(Exercise description) Scan the lines below for the word "Tugenden". Copy each line you find it in.

(Source records)
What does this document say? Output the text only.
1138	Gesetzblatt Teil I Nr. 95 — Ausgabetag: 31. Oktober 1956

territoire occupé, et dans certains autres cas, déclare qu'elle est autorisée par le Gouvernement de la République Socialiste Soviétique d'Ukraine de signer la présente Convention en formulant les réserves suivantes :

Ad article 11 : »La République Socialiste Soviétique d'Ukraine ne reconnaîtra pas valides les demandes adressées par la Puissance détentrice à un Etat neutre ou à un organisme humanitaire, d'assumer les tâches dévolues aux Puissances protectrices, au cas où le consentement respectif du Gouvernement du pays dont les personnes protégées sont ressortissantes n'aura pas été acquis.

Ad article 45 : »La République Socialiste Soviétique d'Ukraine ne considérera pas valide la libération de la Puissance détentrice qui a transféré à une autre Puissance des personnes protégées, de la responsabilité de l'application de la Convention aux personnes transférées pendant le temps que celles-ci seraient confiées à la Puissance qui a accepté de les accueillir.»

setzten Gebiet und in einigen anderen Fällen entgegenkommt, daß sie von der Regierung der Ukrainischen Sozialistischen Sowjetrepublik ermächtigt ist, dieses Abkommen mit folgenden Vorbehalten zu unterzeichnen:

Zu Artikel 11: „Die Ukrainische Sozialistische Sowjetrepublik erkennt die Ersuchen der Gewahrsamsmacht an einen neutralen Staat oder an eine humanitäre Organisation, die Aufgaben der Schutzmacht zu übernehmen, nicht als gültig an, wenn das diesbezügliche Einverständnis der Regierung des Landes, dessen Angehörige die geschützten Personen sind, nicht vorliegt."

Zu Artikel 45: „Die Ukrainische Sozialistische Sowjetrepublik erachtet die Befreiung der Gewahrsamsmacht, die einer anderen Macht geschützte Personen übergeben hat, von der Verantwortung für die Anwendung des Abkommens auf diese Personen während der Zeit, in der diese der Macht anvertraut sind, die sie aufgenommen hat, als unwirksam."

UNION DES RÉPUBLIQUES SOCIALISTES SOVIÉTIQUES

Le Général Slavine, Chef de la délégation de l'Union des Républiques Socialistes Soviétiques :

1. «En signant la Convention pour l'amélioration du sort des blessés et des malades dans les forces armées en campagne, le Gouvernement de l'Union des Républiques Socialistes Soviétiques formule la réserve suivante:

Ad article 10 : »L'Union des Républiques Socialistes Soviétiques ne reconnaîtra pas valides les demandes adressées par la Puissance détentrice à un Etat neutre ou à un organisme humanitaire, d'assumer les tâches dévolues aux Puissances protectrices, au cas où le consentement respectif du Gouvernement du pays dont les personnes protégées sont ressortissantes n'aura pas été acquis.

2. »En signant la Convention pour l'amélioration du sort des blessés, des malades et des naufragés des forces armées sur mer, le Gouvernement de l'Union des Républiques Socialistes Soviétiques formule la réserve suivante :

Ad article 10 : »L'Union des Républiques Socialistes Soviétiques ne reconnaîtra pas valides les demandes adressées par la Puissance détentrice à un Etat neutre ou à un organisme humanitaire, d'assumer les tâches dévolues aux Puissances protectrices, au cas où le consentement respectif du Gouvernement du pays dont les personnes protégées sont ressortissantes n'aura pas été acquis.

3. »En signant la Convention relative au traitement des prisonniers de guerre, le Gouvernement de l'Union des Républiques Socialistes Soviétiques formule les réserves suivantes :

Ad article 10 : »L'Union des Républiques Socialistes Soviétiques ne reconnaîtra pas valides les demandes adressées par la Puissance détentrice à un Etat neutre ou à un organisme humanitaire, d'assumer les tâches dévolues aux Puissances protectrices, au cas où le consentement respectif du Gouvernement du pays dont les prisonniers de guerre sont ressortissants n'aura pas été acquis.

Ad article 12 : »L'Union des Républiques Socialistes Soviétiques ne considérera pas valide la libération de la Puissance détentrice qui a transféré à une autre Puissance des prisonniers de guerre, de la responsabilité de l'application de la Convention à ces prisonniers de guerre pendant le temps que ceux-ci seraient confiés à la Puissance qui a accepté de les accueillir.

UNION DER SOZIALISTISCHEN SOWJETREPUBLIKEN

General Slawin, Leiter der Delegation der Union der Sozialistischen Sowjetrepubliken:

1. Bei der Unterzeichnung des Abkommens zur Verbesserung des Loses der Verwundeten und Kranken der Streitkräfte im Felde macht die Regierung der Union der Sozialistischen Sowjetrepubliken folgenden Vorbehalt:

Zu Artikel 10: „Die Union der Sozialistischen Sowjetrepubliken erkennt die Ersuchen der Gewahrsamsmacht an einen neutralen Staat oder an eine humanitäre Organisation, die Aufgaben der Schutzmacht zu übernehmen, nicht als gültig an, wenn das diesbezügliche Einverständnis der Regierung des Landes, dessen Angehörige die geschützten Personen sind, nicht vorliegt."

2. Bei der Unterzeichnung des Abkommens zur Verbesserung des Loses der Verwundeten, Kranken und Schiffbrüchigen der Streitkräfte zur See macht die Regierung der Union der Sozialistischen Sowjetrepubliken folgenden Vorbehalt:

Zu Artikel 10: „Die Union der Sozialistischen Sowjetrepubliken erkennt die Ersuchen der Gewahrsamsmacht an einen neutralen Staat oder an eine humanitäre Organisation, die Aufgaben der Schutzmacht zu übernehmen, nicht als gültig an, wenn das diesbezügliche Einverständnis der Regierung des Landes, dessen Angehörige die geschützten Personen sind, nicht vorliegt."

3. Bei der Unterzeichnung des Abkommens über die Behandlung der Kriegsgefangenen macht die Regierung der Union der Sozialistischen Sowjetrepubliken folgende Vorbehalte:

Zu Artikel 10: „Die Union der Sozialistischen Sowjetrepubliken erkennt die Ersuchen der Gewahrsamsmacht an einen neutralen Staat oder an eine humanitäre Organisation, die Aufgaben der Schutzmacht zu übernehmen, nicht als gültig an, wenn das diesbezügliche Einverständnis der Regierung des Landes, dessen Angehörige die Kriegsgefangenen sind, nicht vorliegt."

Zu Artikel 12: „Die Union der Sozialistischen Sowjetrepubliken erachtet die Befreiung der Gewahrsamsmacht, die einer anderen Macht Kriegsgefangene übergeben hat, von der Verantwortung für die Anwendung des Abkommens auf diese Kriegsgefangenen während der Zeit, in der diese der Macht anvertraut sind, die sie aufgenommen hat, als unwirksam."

* * *

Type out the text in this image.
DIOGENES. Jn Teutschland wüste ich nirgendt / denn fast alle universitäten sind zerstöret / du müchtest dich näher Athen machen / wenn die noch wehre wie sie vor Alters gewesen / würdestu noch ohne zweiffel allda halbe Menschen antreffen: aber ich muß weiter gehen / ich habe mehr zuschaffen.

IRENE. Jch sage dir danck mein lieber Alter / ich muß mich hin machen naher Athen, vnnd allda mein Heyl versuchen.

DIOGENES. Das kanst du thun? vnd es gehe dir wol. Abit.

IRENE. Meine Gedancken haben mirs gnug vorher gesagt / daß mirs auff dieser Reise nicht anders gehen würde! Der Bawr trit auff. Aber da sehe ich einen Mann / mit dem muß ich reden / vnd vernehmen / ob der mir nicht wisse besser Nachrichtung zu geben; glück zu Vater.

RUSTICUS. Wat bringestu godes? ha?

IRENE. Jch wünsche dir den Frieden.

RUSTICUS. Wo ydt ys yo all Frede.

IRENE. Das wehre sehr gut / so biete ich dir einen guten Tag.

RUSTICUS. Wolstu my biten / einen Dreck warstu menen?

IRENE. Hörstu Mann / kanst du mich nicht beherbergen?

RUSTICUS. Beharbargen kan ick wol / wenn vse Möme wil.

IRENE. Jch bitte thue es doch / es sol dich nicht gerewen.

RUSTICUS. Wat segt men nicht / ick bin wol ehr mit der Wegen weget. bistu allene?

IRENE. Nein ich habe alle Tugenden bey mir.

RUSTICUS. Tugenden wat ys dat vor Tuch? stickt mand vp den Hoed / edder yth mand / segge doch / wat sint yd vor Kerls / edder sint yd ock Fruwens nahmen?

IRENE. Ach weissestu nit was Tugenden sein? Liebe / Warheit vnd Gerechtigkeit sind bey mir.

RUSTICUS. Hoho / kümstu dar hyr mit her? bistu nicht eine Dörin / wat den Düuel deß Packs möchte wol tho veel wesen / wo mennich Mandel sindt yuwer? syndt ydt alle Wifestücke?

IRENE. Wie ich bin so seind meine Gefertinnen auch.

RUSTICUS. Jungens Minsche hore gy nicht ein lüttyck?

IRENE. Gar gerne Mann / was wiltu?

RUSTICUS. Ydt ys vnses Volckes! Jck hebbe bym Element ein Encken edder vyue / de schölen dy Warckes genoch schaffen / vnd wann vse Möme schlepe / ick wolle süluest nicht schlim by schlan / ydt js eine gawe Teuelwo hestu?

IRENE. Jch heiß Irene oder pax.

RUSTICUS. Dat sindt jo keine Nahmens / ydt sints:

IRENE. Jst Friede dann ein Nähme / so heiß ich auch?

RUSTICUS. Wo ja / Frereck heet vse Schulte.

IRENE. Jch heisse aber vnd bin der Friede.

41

* * *

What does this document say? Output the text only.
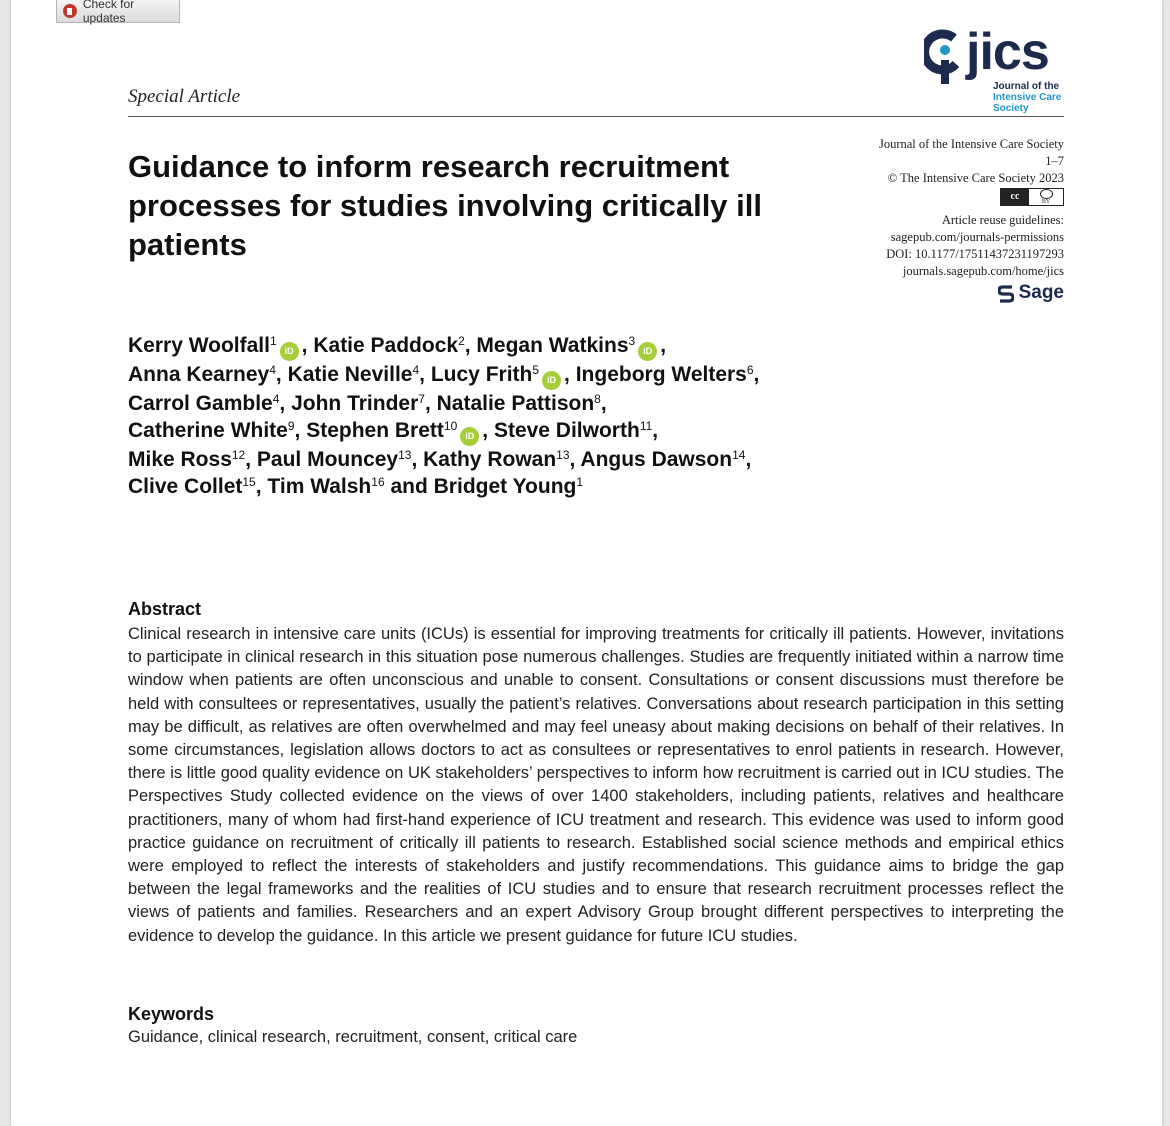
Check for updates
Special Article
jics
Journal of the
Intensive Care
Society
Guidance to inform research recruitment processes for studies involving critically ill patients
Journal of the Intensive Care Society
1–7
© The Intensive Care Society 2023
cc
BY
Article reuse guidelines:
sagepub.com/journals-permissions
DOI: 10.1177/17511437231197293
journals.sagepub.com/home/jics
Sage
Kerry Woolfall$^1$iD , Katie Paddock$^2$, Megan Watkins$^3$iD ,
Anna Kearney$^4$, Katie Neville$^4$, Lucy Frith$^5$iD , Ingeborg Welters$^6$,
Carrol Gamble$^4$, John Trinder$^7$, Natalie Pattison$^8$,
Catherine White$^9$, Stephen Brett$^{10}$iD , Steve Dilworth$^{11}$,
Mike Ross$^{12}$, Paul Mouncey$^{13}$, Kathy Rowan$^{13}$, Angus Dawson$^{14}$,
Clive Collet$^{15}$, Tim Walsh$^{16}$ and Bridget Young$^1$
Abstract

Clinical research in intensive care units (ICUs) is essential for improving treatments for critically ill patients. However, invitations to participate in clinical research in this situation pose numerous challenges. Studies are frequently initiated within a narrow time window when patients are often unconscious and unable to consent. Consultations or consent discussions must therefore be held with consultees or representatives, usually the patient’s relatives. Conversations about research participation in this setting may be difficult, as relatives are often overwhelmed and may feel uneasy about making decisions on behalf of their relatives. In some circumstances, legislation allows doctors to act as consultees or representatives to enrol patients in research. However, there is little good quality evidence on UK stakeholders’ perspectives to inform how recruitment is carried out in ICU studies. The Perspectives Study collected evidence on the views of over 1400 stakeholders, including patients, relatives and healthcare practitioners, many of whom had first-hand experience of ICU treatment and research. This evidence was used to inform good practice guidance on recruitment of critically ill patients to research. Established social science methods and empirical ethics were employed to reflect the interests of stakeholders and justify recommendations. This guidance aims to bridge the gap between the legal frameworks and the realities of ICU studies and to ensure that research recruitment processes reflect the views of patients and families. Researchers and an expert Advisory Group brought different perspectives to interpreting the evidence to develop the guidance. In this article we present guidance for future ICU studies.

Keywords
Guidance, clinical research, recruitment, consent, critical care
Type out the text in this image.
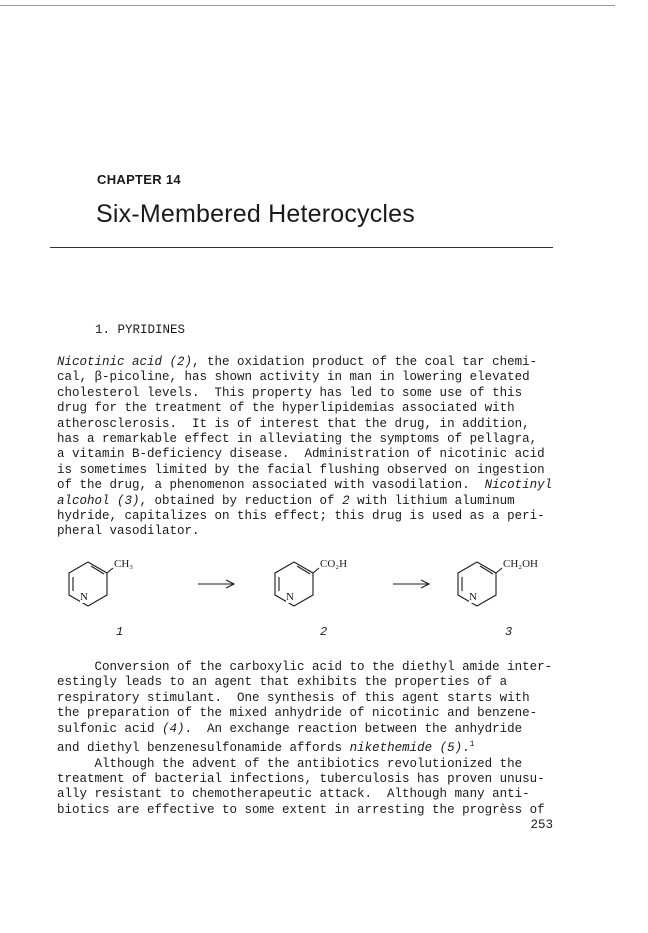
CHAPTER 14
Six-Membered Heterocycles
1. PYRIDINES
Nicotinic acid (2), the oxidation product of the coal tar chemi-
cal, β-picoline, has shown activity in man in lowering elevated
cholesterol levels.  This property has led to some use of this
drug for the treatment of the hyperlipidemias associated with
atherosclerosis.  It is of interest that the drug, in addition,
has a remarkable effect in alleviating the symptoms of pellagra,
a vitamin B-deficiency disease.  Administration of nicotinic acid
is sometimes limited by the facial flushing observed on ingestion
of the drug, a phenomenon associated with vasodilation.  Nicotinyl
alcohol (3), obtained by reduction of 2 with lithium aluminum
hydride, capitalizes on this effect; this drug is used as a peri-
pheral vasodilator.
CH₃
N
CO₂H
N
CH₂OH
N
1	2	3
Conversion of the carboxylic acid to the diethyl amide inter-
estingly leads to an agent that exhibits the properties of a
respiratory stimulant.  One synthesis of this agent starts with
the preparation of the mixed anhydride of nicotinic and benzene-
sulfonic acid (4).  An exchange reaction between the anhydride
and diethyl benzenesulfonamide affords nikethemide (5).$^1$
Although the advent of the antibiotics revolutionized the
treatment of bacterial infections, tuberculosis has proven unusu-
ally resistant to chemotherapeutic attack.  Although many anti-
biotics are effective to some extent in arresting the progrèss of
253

(Written solution)
IRENE. Nein ich habe alle Tugenden bey mir.
RUSTICUS. Tugenden wat ys dat vor Tuch? stickt mand vp den Hoed / edder yth mand / segge doch / wat sint yd vor Kerls / edder sint yd ock Fruwens nahmen?
IRENE. Ach weissestu nit was Tugenden sein? Liebe / Warheit vnd Gerechtigkeit sind bey mir.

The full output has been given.